Data in this exercise:
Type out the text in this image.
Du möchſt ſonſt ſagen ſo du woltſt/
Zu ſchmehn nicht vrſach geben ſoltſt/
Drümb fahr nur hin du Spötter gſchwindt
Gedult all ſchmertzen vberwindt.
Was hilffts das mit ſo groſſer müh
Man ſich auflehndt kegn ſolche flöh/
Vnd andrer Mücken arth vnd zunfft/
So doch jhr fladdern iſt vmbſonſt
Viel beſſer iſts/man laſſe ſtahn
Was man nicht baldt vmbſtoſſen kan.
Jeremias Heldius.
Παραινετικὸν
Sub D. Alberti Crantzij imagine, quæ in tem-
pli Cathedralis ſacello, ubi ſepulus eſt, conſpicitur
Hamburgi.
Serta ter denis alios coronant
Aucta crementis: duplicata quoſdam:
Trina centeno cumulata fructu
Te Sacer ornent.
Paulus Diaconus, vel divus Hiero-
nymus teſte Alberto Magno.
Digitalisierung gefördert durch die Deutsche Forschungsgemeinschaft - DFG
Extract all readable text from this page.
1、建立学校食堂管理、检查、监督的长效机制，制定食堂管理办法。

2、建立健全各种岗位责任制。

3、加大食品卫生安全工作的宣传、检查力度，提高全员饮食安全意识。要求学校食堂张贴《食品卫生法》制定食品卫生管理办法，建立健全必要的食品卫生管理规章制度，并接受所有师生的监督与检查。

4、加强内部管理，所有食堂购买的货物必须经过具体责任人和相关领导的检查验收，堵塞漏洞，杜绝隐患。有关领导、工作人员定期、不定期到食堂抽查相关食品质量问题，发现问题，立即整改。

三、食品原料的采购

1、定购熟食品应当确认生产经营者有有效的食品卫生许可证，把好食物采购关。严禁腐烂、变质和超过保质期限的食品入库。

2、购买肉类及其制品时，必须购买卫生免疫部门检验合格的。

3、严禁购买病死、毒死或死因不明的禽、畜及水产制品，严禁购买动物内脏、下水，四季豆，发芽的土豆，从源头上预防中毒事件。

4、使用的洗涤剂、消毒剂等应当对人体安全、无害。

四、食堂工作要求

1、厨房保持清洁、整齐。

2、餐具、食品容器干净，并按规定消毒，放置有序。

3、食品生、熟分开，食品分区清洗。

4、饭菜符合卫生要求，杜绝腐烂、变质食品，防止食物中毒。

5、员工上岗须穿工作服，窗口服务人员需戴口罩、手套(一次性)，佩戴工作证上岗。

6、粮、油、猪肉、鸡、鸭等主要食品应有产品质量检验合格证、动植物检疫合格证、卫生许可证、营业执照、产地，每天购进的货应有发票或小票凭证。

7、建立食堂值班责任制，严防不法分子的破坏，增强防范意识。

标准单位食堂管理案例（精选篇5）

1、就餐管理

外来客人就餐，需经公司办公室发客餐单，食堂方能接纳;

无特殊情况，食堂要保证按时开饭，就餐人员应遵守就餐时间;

Work to be completed: Starting at the line that contains "Extract all readable text from this page.", repeat each line exactly through the last one in the listing. Include both of those lines and nothing more.

The reply:
Extract all readable text from this page.
1、建立学校食堂管理、检查、监督的长效机制，制定食堂管理办法。

2、建立健全各种岗位责任制。

3、加大食品卫生安全工作的宣传、检查力度，提高全员饮食安全意识。要求学校食堂张贴《食品卫生法》制定食品卫生管理办法，建立健全必要的食品卫生管理规章制度，并接受所有师生的监督与检查。

4、加强内部管理，所有食堂购买的货物必须经过具体责任人和相关领导的检查验收，堵塞漏洞，杜绝隐患。有关领导、工作人员定期、不定期到食堂抽查相关食品质量问题，发现问题，立即整改。

三、食品原料的采购

1、定购熟食品应当确认生产经营者有有效的食品卫生许可证，把好食物采购关。严禁腐烂、变质和超过保质期限的食品入库。

2、购买肉类及其制品时，必须购买卫生免疫部门检验合格的。

3、严禁购买病死、毒死或死因不明的禽、畜及水产制品，严禁购买动物内脏、下水，四季豆，发芽的土豆，从源头上预防中毒事件。

4、使用的洗涤剂、消毒剂等应当对人体安全、无害。

四、食堂工作要求

1、厨房保持清洁、整齐。

2、餐具、食品容器干净，并按规定消毒，放置有序。

3、食品生、熟分开，食品分区清洗。

4、饭菜符合卫生要求，杜绝腐烂、变质食品，防止食物中毒。

5、员工上岗须穿工作服，窗口服务人员需戴口罩、手套(一次性)，佩戴工作证上岗。

6、粮、油、猪肉、鸡、鸭等主要食品应有产品质量检验合格证、动植物检疫合格证、卫生许可证、营业执照、产地，每天购进的货应有发票或小票凭证。

7、建立食堂值班责任制，严防不法分子的破坏，增强防范意识。

标准单位食堂管理案例（精选篇5）

1、就餐管理

外来客人就餐，需经公司办公室发客餐单，食堂方能接纳;

无特殊情况，食堂要保证按时开饭，就餐人员应遵守就餐时间;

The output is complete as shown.